Source records:
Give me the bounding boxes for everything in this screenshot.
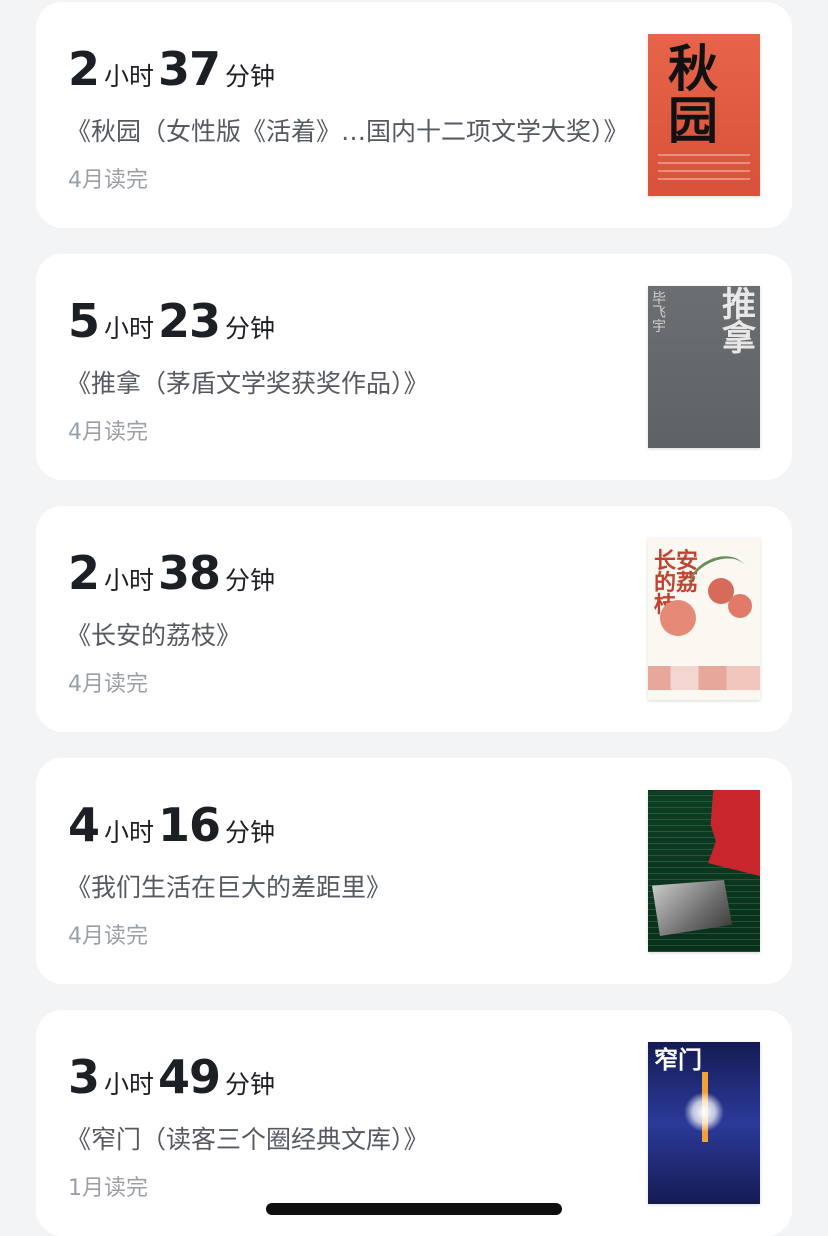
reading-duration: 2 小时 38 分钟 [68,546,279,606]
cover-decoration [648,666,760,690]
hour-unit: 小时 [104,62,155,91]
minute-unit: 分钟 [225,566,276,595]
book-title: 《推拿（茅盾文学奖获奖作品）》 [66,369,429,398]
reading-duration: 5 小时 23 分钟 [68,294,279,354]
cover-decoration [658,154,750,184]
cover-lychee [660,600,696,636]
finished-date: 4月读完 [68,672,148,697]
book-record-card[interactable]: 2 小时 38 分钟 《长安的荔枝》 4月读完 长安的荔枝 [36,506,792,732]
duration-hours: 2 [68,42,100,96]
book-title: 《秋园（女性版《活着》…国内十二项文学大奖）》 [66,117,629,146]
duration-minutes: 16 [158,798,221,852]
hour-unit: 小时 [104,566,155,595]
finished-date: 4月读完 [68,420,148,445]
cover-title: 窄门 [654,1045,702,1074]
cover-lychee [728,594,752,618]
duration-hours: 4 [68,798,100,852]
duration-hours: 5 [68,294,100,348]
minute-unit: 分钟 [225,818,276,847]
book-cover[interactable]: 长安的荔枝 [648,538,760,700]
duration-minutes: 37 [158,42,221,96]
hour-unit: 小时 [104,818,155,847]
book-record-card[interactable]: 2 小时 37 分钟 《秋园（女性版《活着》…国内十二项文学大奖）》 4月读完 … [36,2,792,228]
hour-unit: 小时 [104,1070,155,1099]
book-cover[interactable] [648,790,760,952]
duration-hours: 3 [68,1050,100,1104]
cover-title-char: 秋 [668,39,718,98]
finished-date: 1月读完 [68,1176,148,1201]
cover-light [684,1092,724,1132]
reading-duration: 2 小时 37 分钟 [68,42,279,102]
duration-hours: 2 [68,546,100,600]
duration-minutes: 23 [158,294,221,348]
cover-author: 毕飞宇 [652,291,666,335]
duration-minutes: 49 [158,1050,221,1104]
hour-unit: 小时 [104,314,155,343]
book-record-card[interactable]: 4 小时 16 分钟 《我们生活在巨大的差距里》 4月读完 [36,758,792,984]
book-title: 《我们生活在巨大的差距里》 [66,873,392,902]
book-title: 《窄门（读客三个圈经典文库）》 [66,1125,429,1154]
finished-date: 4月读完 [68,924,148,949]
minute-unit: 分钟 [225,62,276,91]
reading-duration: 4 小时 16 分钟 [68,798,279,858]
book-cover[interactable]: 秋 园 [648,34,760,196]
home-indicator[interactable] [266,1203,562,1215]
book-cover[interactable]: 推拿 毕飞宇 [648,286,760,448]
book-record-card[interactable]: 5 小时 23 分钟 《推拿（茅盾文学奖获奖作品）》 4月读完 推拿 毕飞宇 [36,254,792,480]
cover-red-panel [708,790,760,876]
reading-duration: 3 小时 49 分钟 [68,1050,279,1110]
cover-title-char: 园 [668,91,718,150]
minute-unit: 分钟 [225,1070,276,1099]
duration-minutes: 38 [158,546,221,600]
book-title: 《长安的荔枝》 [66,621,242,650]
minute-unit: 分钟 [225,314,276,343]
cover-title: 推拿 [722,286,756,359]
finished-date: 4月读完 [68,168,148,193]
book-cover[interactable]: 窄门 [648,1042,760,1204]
...
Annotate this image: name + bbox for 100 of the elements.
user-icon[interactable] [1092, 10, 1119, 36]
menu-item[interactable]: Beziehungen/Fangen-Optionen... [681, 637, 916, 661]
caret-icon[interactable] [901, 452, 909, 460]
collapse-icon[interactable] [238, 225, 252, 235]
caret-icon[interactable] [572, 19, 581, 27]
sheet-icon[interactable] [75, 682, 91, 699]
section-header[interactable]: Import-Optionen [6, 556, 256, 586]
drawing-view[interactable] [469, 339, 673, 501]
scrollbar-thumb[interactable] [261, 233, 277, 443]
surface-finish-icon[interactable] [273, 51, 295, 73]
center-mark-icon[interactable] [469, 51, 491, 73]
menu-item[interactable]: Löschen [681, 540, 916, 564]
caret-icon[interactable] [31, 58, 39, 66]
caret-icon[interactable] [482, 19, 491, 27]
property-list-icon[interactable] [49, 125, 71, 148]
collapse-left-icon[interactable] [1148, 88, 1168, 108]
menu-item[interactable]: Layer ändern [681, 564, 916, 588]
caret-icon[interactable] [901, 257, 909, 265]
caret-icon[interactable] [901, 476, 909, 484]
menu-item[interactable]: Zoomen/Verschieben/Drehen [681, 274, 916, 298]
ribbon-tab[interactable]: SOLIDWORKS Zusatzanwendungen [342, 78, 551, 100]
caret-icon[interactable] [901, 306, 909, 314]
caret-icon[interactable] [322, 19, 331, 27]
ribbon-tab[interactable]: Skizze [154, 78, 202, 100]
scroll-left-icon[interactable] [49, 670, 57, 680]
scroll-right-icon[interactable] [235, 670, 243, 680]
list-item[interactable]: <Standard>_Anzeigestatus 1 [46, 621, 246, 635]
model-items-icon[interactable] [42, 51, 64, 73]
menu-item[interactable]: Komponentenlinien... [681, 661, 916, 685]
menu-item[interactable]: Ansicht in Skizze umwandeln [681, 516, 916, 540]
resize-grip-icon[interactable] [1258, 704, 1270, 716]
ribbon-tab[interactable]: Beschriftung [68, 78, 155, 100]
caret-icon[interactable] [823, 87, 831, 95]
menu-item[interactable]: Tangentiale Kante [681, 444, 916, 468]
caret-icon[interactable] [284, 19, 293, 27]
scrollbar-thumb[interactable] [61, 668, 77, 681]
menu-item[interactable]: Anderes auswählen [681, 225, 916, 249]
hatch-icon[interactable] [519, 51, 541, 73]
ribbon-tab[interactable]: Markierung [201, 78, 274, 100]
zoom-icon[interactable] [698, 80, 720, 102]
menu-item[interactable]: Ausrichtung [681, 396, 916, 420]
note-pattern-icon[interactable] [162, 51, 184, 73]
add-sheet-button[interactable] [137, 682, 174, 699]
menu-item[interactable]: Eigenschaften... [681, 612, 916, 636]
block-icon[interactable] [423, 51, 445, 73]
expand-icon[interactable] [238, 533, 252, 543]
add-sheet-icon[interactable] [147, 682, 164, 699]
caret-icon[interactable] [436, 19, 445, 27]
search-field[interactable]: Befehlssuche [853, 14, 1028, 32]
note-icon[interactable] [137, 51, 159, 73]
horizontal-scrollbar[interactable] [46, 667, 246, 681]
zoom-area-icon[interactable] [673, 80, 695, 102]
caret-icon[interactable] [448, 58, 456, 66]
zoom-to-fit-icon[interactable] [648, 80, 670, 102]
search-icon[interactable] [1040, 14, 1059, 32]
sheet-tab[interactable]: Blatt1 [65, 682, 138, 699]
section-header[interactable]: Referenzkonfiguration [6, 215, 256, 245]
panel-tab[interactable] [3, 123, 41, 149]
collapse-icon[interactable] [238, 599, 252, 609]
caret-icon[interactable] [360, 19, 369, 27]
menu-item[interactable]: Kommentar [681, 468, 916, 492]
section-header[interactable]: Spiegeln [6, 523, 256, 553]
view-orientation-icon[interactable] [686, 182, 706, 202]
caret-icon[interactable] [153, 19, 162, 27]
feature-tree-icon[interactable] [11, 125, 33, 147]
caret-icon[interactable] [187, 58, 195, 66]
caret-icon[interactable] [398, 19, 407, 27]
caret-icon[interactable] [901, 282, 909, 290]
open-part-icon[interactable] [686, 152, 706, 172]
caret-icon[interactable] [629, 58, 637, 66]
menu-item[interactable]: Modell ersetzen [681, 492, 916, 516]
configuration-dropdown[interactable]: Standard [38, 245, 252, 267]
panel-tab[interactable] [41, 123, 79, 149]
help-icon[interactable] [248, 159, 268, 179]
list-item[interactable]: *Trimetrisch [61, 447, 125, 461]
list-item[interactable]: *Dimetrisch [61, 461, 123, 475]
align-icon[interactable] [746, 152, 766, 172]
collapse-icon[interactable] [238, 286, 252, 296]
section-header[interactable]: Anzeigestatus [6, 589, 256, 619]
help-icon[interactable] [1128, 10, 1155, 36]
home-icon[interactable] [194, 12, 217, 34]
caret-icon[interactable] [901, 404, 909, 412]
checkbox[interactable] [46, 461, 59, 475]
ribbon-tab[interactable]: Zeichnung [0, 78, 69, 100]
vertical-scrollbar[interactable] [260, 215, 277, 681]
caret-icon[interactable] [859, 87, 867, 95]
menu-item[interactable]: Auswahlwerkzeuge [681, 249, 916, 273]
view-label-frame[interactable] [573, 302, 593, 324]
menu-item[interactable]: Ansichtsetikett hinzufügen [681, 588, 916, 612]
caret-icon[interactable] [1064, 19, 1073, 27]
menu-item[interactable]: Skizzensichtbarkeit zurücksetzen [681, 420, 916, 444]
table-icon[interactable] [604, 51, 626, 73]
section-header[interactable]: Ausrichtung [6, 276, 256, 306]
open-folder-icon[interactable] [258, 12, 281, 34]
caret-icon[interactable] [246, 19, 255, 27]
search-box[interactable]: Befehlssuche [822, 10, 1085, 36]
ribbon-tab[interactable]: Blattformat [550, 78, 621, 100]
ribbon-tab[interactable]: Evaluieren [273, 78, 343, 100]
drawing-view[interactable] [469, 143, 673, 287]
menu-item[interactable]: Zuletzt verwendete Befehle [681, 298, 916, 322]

What you should do =>
Can you reproduce, character for character, the part of the records that opens with the line containing "reading-duration: 2 小时 38 分钟 [68,546,279,606]" and closes with the line containing "hour-unit: 小时 [104,818,155,847]", including both of those lines?

Output for this task =>
reading-duration: 2 小时 38 分钟 [68,546,279,606]
cover-decoration [648,666,760,690]
hour-unit: 小时 [104,62,155,91]
minute-unit: 分钟 [225,566,276,595]
book-title: 《推拿（茅盾文学奖获奖作品）》 [66,369,429,398]
reading-duration: 5 小时 23 分钟 [68,294,279,354]
cover-decoration [658,154,750,184]
cover-lychee [660,600,696,636]
finished-date: 4月读完 [68,672,148,697]
book-record-card[interactable]: 2 小时 38 分钟 《长安的荔枝》 4月读完 长安的荔枝 [36,506,792,732]
duration-hours: 2 [68,42,100,96]
book-title: 《秋园（女性版《活着》…国内十二项文学大奖）》 [66,117,629,146]
duration-minutes: 16 [158,798,221,852]
hour-unit: 小时 [104,566,155,595]
finished-date: 4月读完 [68,420,148,445]
cover-title: 窄门 [654,1045,702,1074]
cover-lychee [728,594,752,618]
duration-hours: 4 [68,798,100,852]
duration-hours: 5 [68,294,100,348]
minute-unit: 分钟 [225,818,276,847]
book-cover[interactable]: 长安的荔枝 [648,538,760,700]
duration-minutes: 37 [158,42,221,96]
hour-unit: 小时 [104,818,155,847]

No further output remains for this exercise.